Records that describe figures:
>>>
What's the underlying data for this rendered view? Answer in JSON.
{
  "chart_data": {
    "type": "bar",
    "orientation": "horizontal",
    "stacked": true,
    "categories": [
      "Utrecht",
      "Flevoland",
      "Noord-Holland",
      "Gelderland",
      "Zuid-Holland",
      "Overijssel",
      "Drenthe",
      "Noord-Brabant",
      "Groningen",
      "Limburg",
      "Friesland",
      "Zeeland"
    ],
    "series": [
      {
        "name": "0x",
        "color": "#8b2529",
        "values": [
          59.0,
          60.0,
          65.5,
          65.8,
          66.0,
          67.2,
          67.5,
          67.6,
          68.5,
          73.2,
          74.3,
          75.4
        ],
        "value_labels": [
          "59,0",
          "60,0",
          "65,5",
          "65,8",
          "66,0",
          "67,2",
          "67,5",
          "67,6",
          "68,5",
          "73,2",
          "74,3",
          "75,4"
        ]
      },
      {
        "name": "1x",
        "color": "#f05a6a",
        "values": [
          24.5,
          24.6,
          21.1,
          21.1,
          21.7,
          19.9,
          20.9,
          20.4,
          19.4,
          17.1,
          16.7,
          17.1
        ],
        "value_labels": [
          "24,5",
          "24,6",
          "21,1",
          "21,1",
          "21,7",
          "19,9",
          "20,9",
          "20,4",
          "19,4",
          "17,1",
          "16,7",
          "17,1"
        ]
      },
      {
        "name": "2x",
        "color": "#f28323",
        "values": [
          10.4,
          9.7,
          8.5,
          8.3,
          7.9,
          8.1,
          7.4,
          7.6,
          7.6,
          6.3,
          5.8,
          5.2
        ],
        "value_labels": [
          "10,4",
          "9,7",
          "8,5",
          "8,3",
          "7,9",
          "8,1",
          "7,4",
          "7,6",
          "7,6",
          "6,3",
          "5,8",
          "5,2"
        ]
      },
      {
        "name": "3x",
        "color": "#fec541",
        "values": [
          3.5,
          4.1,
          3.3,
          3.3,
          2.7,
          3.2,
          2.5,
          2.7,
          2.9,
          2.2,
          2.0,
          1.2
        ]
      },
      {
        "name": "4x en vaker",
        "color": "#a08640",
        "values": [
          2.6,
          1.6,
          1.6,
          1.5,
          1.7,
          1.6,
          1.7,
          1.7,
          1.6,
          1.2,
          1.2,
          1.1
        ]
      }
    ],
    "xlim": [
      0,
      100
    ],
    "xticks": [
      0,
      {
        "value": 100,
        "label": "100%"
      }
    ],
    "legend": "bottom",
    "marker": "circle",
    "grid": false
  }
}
<<<
Work required: Scan the material and collect every line that contains "name".

Output of the exercise:
        "name": "0x",
        "name": "1x",
        "name": "2x",
        "name": "3x",
        "name": "4x en vaker",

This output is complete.